══ Data for processing

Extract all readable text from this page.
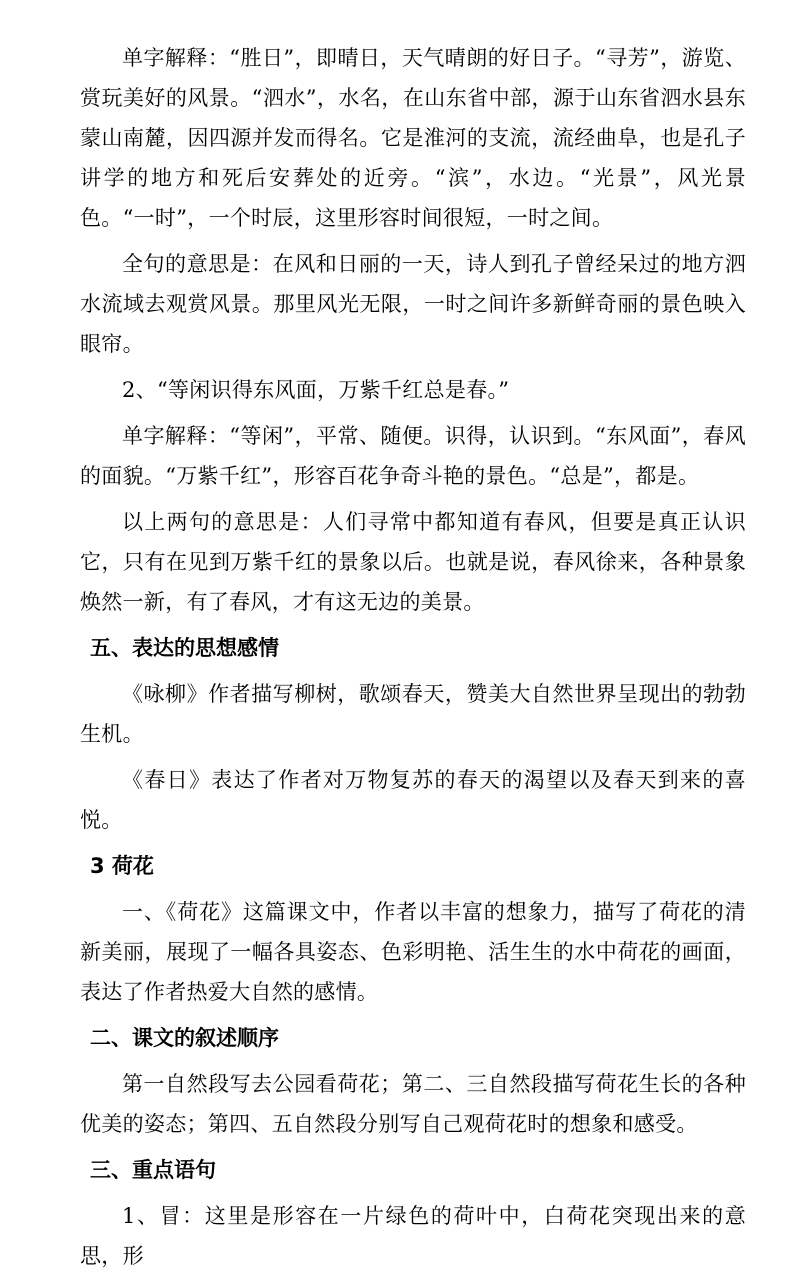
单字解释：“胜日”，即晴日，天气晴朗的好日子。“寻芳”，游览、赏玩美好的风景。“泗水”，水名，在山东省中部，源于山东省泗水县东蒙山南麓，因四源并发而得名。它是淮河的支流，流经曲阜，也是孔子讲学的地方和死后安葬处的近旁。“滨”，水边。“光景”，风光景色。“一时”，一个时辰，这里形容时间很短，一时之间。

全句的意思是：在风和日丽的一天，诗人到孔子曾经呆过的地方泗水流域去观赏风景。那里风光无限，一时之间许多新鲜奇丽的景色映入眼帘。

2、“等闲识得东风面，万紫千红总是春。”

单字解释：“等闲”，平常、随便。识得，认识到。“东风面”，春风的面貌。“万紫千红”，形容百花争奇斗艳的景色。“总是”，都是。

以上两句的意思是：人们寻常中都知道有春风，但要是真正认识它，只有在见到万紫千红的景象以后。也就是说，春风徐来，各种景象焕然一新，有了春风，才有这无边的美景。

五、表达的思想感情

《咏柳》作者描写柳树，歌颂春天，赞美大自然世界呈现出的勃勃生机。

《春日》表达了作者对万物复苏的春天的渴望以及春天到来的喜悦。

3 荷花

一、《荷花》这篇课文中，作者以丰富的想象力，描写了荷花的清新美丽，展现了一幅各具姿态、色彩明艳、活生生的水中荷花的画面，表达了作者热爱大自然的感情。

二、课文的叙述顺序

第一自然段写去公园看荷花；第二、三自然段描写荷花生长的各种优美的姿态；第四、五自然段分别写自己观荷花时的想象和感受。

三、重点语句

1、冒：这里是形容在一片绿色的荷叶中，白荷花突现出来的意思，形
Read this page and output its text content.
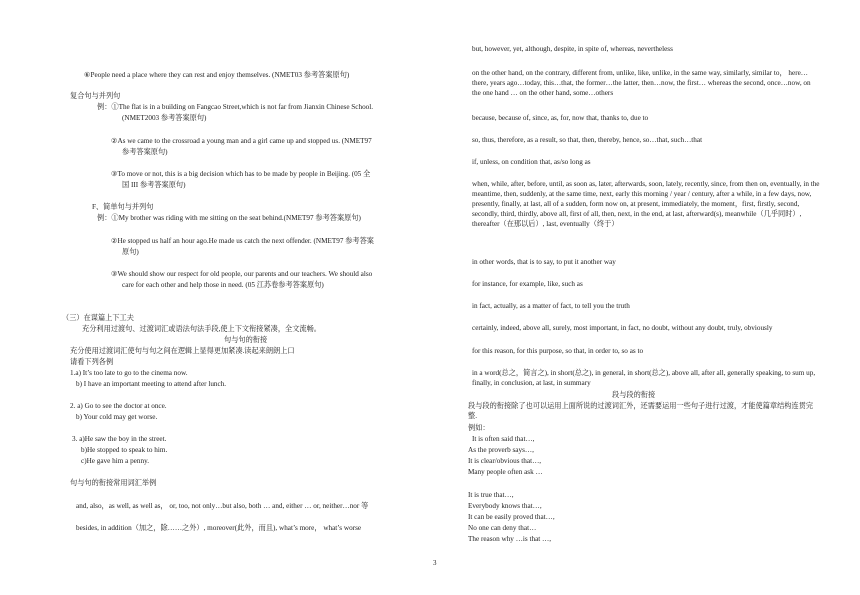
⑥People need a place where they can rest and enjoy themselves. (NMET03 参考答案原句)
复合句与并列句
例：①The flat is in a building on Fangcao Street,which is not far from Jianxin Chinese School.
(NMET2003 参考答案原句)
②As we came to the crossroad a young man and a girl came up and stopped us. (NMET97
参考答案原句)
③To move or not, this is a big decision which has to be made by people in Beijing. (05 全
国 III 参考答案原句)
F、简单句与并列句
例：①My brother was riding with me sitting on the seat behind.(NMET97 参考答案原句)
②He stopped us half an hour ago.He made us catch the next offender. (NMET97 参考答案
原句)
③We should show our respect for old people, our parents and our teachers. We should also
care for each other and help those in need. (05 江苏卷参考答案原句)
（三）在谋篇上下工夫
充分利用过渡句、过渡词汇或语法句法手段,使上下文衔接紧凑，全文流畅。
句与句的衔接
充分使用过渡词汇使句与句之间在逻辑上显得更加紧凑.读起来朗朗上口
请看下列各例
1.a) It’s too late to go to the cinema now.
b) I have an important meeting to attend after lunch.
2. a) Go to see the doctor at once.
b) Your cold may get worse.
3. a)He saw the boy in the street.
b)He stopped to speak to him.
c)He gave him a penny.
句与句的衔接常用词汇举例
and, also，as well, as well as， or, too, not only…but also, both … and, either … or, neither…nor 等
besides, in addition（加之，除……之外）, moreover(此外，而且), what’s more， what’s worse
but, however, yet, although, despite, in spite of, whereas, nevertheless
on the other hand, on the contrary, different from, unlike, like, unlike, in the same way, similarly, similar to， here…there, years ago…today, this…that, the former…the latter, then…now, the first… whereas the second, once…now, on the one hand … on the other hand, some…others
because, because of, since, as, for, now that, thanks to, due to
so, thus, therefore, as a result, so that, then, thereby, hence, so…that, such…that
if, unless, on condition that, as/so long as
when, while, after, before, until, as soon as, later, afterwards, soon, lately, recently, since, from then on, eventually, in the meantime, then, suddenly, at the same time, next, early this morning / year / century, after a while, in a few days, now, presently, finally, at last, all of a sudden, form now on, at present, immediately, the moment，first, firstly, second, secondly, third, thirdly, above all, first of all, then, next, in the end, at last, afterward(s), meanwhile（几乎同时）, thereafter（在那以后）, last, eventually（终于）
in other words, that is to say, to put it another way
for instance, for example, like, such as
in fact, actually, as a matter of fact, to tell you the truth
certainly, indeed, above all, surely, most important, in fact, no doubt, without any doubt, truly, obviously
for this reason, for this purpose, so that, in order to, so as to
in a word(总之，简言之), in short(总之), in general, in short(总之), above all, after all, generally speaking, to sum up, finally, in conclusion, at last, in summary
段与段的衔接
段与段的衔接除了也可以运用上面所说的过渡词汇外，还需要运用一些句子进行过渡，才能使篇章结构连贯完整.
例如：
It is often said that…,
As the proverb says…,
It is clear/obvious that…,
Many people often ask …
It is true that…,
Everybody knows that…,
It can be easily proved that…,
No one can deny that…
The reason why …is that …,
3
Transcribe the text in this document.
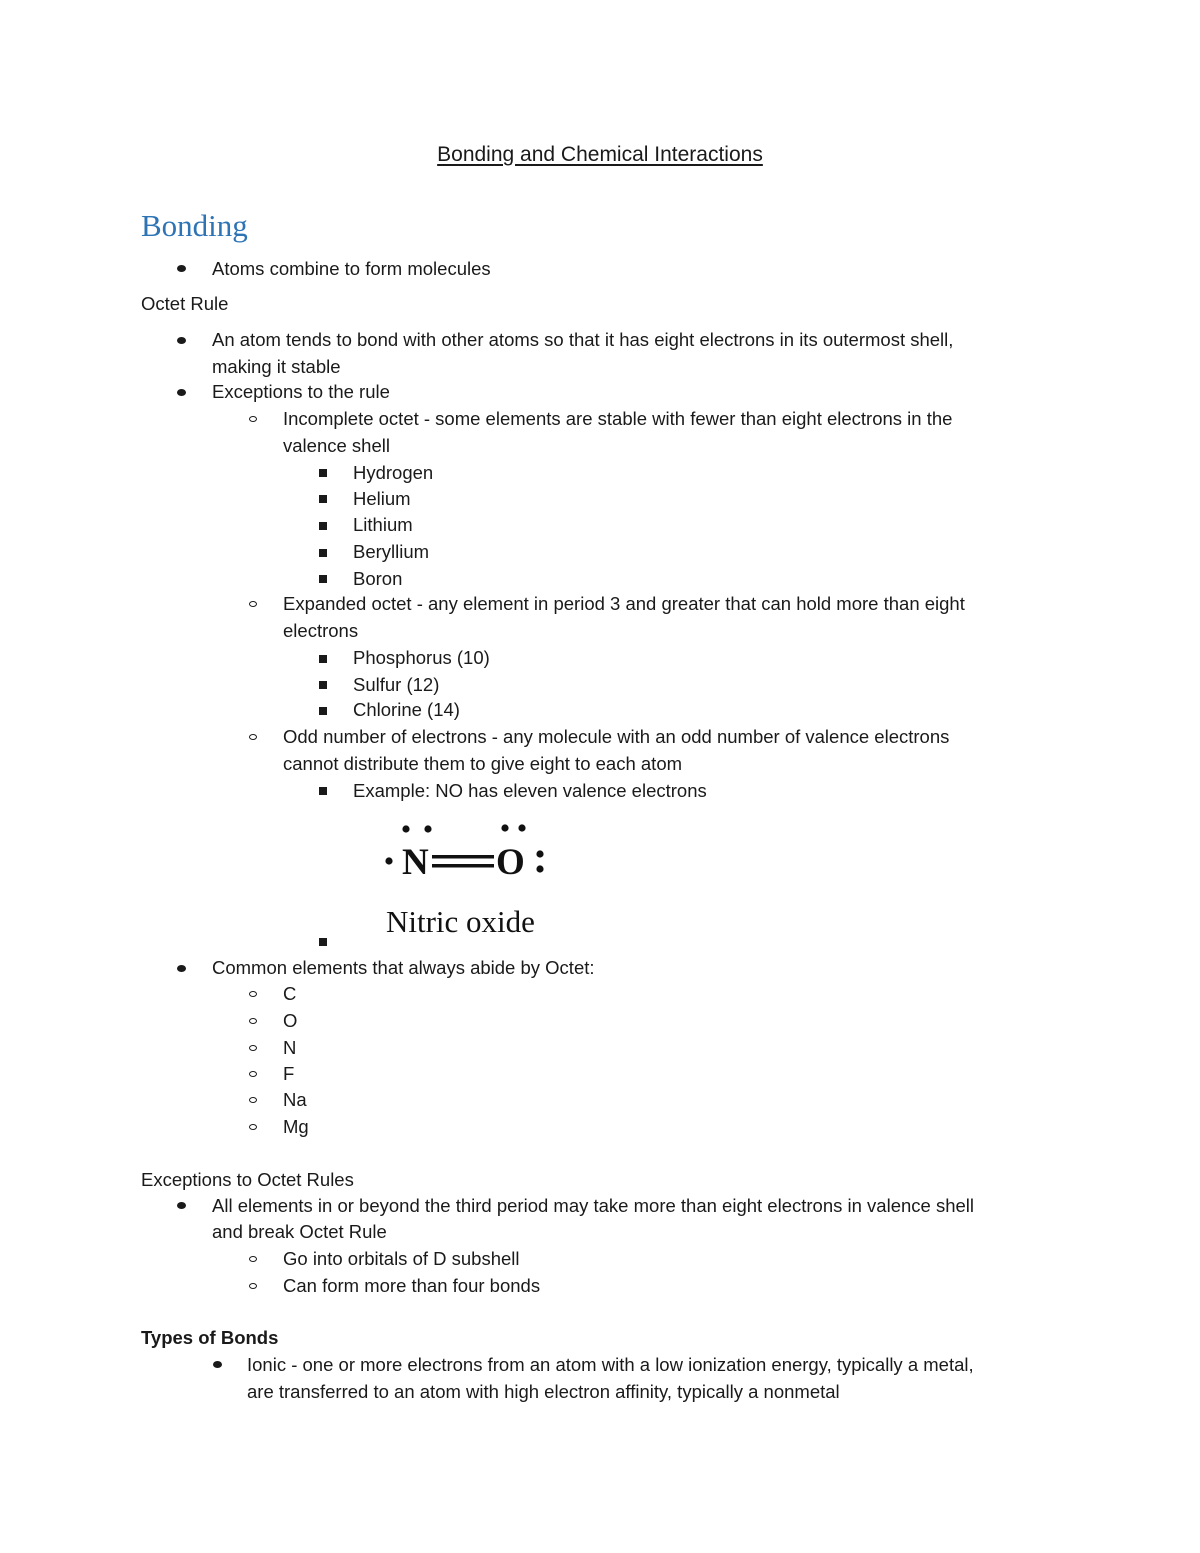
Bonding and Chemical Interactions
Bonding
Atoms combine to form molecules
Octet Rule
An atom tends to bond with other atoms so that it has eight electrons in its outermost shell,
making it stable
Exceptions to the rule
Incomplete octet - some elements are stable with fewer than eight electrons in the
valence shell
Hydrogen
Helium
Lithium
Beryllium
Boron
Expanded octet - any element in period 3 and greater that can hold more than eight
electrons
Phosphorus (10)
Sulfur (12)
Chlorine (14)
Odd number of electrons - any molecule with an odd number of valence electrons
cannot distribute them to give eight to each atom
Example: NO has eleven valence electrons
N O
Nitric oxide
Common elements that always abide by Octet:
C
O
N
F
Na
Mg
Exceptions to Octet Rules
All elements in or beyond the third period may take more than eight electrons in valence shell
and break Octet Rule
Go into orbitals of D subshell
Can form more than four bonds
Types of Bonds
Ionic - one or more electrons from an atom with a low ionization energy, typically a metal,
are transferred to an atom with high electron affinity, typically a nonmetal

════

_Task_
Above are some records. Report the number of their lines that include "worse", and add nothing else.

_Result of this exercise_
2